-- begin Supplied records --

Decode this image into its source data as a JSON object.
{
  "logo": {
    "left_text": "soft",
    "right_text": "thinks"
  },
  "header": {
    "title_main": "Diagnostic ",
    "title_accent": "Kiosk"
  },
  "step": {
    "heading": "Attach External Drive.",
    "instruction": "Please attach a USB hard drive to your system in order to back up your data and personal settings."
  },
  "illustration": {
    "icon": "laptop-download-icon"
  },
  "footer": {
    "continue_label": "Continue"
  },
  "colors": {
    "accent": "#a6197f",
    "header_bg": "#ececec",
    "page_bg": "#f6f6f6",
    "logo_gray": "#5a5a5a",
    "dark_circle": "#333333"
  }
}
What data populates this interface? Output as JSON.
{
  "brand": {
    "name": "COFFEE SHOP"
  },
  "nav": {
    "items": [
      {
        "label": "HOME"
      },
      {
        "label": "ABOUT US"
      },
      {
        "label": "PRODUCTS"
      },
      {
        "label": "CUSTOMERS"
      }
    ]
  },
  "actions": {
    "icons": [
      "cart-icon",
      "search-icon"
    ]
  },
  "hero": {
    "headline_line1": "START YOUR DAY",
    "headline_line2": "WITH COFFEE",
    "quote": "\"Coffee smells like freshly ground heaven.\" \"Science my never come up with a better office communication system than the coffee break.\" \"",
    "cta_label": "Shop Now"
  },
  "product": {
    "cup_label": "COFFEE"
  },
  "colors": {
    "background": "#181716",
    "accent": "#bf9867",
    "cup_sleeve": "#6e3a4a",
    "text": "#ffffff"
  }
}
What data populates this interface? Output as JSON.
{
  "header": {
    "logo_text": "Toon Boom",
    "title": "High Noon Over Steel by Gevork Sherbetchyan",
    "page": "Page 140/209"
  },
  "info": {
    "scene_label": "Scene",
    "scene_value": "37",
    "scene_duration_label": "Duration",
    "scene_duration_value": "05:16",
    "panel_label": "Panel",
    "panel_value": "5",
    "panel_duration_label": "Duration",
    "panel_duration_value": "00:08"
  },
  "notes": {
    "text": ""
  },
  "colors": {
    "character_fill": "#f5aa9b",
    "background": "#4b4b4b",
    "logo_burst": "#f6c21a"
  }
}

-- end Supplied records --

Task to complete: In the entries above, find every line holding the word "data" and copy it out.

Result below:
Decode this image into its source data as a JSON object.
    "instruction": "Please attach a USB hard drive to your system in order to back up your data and personal settings."
What data populates this interface? Output as JSON.
What data populates this interface? Output as JSON.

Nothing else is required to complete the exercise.